Records from a dataset:
○ ○ ○ ○ ○
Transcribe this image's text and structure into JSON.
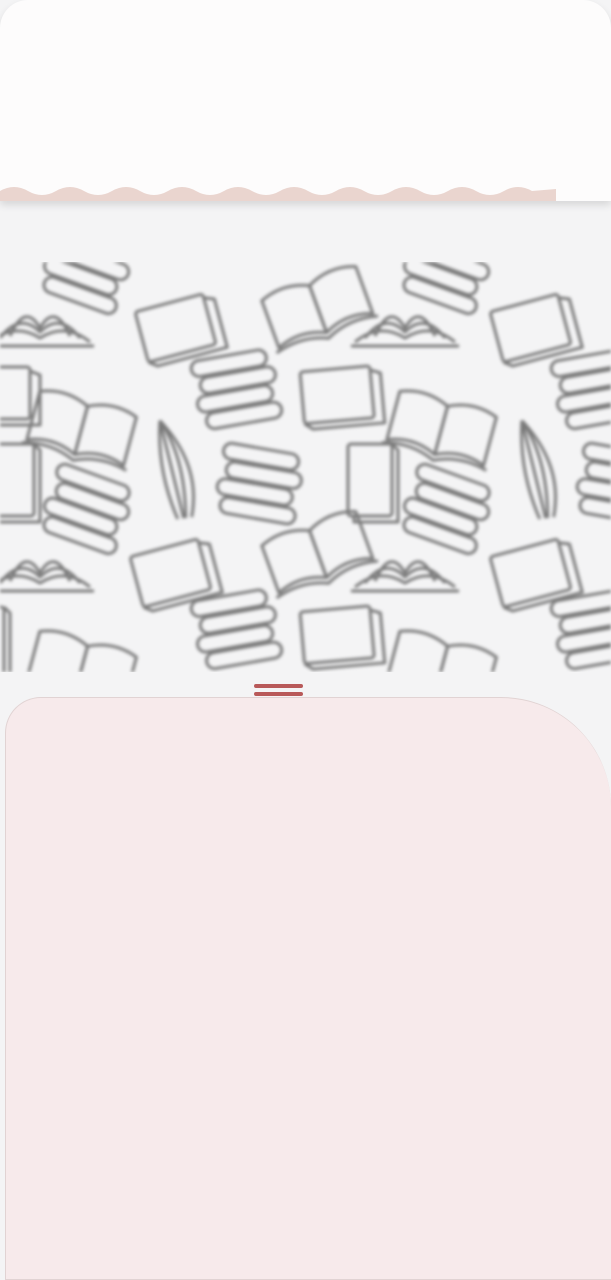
{
  "header": {
    "background_color": "#fdfcfc",
    "wave_color": "#ead5cf"
  },
  "pattern": {
    "description_icons": [
      "open-book-icon",
      "closed-book-icon",
      "book-stack-icon",
      "standing-book-icon"
    ],
    "stroke_color": "#8a8a8a"
  },
  "drag_handle": {
    "icon": "drag-handle-icon",
    "color": "#b85959"
  },
  "bottom_sheet": {
    "background_color": "#f7eaeb",
    "border_color": "#e1d3d3"
  }
}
○ ○ ○ ○ ○
▸ Problem description
Write out each entry exactly as given, omitting any picture.

▸ Solution to this problem
Transcribe this image's text and structure into JSON.
{
  "header": {
    "background_color": "#fdfcfc",
    "wave_color": "#ead5cf"
  },
  "pattern": {
    "description_icons": [
      "open-book-icon",
      "closed-book-icon",
      "book-stack-icon",
      "standing-book-icon"
    ],
    "stroke_color": "#8a8a8a"
  },
  "drag_handle": {
    "icon": "drag-handle-icon",
    "color": "#b85959"
  },
  "bottom_sheet": {
    "background_color": "#f7eaeb",
    "border_color": "#e1d3d3"
  }
}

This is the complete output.